### Task brief
Exact reproduction of the data is required, with images excluded.

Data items

════

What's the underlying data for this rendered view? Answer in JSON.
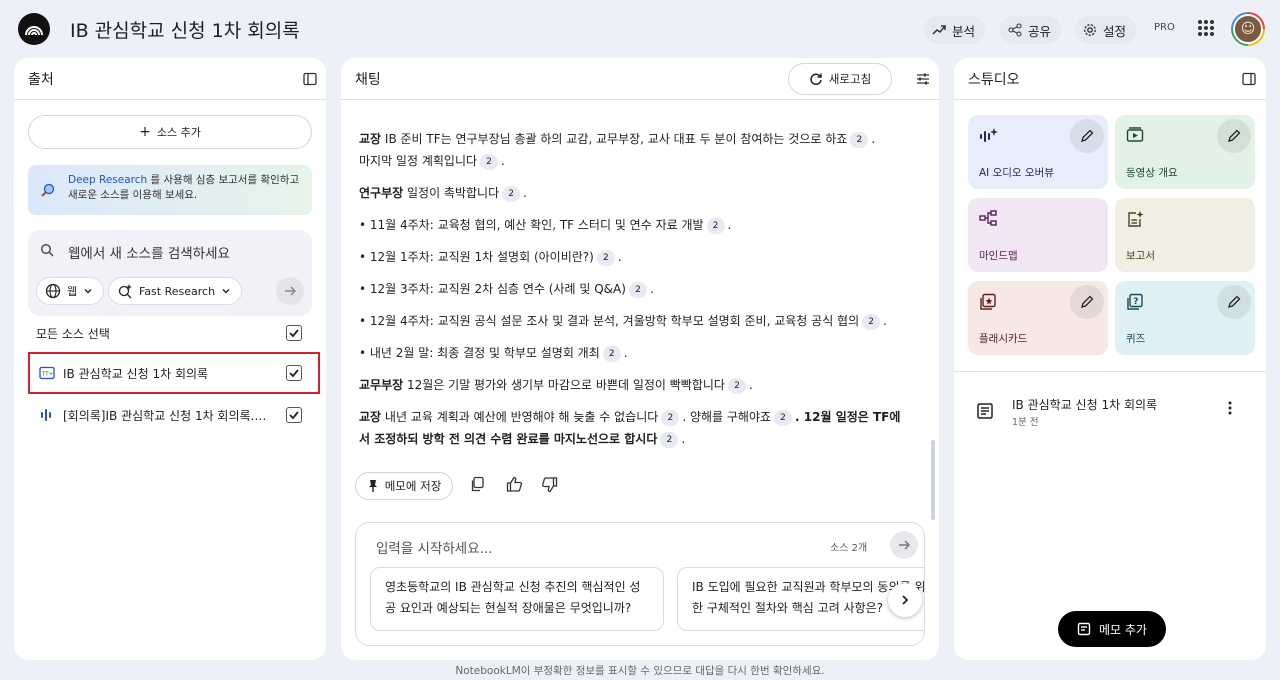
{
  "header": {
    "title": "IB 관심학교 신청 1차 회의록",
    "analyze_label": "분석",
    "share_label": "공유",
    "settings_label": "설정",
    "pro_badge": "PRO"
  },
  "sources_panel": {
    "title": "출처",
    "add_source_label": "소스 추가",
    "deep_research": {
      "link": "Deep Research",
      "text": " 를 사용해 심층 보고서를 확인하고 새로운 소스를 이용해 보세요."
    },
    "search_placeholder": "웹에서 새 소스를 검색하세요",
    "web_chip": "웹",
    "research_chip": "Fast Research",
    "select_all_label": "모든 소스 선택",
    "items": [
      {
        "label": "IB 관심학교 신청 1차 회의록",
        "checked": true,
        "highlighted": true
      },
      {
        "label": "[회의록]IB 관심학교 신청 1차 회의록.m...",
        "checked": true,
        "highlighted": false
      }
    ]
  },
  "chat_panel": {
    "title": "채팅",
    "refresh_label": "새로고침",
    "messages": {
      "p1_speaker": "교장",
      "p1_text": " IB 준비 TF는 연구부장님 총괄 하의 교감, 교무부장, 교사 대표 두 분이 참여하는 것으로 하죠",
      "p1_text2": "마지막 일정 계획입니다",
      "p2_speaker": "연구부장",
      "p2_text": " 일정이 촉박합니다",
      "b1": "• 11월 4주차: 교육청 협의, 예산 확인, TF 스터디 및 연수 자료 개발",
      "b2": "• 12월 1주차: 교직원 1차 설명회 (아이비란?)",
      "b3": "• 12월 3주차: 교직원 2차 심층 연수 (사례 및 Q&A)",
      "b4": "• 12월 4주차: 교직원 공식 설문 조사 및 결과 분석, 겨울방학 학부모 설명회 준비, 교육청 공식 협의",
      "b5": "• 내년 2월 말: 최종 결정 및 학부모 설명회 개최",
      "p3_speaker": "교무부장",
      "p3_text": " 12월은 기말 평가와 생기부 마감으로 바쁜데 일정이 빡빡합니다",
      "p4_speaker": "교장",
      "p4_text": " 내년 교육 계획과 예산에 반영해야 해 늦출 수 없습니다",
      "p4_text2": ". 양해를 구해야죠",
      "p4_bold": ". 12월 일정은 TF에서 조정하되 방학 전 의견 수렴 완료를 마지노선으로 합시다",
      "cite": "2"
    },
    "save_memo_label": "메모에 저장",
    "input_placeholder": "입력을 시작하세요...",
    "source_count": "소스 2개",
    "suggestions": [
      "영초등학교의 IB 관심학교 신청 추진의 핵심적인 성공 요인과 예상되는 현실적 장애물은 무엇입니까?",
      "IB 도입에 필요한 교직원과 학부모의 동의를 위한 구체적인 절차와 핵심 고려 사항은?"
    ]
  },
  "studio_panel": {
    "title": "스튜디오",
    "tiles": [
      {
        "label": "AI 오디오 오버뷰",
        "bg": "#e8edfb",
        "fg": "#1f2a5a"
      },
      {
        "label": "동영상 개요",
        "bg": "#e2f2e6",
        "fg": "#1d4a2a"
      },
      {
        "label": "마인드맵",
        "bg": "#f1e6f3",
        "fg": "#5a1f5e"
      },
      {
        "label": "보고서",
        "bg": "#f1efe3",
        "fg": "#4a4320"
      },
      {
        "label": "플래시카드",
        "bg": "#f7e8e6",
        "fg": "#5a241e"
      },
      {
        "label": "퀴즈",
        "bg": "#dff0f6",
        "fg": "#1d4a5a"
      }
    ],
    "note": {
      "title": "IB 관심학교 신청 1차 회의록",
      "time": "1분 전"
    },
    "add_memo_label": "메모 추가"
  },
  "footer": "NotebookLM이 부정확한 정보를 표시할 수 있으므로 대답을 다시 한번 확인하세요."
}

════

### Final result
What's the underlying data for this rendered view? Answer in JSON.
{
  "header": {
    "title": "IB 관심학교 신청 1차 회의록",
    "analyze_label": "분석",
    "share_label": "공유",
    "settings_label": "설정",
    "pro_badge": "PRO"
  },
  "sources_panel": {
    "title": "출처",
    "add_source_label": "소스 추가",
    "deep_research": {
      "link": "Deep Research",
      "text": " 를 사용해 심층 보고서를 확인하고 새로운 소스를 이용해 보세요."
    },
    "search_placeholder": "웹에서 새 소스를 검색하세요",
    "web_chip": "웹",
    "research_chip": "Fast Research",
    "select_all_label": "모든 소스 선택",
    "items": [
      {
        "label": "IB 관심학교 신청 1차 회의록",
        "checked": true,
        "highlighted": true
      },
      {
        "label": "[회의록]IB 관심학교 신청 1차 회의록.m...",
        "checked": true,
        "highlighted": false
      }
    ]
  },
  "chat_panel": {
    "title": "채팅",
    "refresh_label": "새로고침",
    "messages": {
      "p1_speaker": "교장",
      "p1_text": " IB 준비 TF는 연구부장님 총괄 하의 교감, 교무부장, 교사 대표 두 분이 참여하는 것으로 하죠",
      "p1_text2": "마지막 일정 계획입니다",
      "p2_speaker": "연구부장",
      "p2_text": " 일정이 촉박합니다",
      "b1": "• 11월 4주차: 교육청 협의, 예산 확인, TF 스터디 및 연수 자료 개발",
      "b2": "• 12월 1주차: 교직원 1차 설명회 (아이비란?)",
      "b3": "• 12월 3주차: 교직원 2차 심층 연수 (사례 및 Q&A)",
      "b4": "• 12월 4주차: 교직원 공식 설문 조사 및 결과 분석, 겨울방학 학부모 설명회 준비, 교육청 공식 협의",
      "b5": "• 내년 2월 말: 최종 결정 및 학부모 설명회 개최",
      "p3_speaker": "교무부장",
      "p3_text": " 12월은 기말 평가와 생기부 마감으로 바쁜데 일정이 빡빡합니다",
      "p4_speaker": "교장",
      "p4_text": " 내년 교육 계획과 예산에 반영해야 해 늦출 수 없습니다",
      "p4_text2": ". 양해를 구해야죠",
      "p4_bold": ". 12월 일정은 TF에서 조정하되 방학 전 의견 수렴 완료를 마지노선으로 합시다",
      "cite": "2"
    },
    "save_memo_label": "메모에 저장",
    "input_placeholder": "입력을 시작하세요...",
    "source_count": "소스 2개",
    "suggestions": [
      "영초등학교의 IB 관심학교 신청 추진의 핵심적인 성공 요인과 예상되는 현실적 장애물은 무엇입니까?",
      "IB 도입에 필요한 교직원과 학부모의 동의를 위한 구체적인 절차와 핵심 고려 사항은?"
    ]
  },
  "studio_panel": {
    "title": "스튜디오",
    "tiles": [
      {
        "label": "AI 오디오 오버뷰",
        "bg": "#e8edfb",
        "fg": "#1f2a5a"
      },
      {
        "label": "동영상 개요",
        "bg": "#e2f2e6",
        "fg": "#1d4a2a"
      },
      {
        "label": "마인드맵",
        "bg": "#f1e6f3",
        "fg": "#5a1f5e"
      },
      {
        "label": "보고서",
        "bg": "#f1efe3",
        "fg": "#4a4320"
      },
      {
        "label": "플래시카드",
        "bg": "#f7e8e6",
        "fg": "#5a241e"
      },
      {
        "label": "퀴즈",
        "bg": "#dff0f6",
        "fg": "#1d4a5a"
      }
    ],
    "note": {
      "title": "IB 관심학교 신청 1차 회의록",
      "time": "1분 전"
    },
    "add_memo_label": "메모 추가"
  },
  "footer": "NotebookLM이 부정확한 정보를 표시할 수 있으므로 대답을 다시 한번 확인하세요."
}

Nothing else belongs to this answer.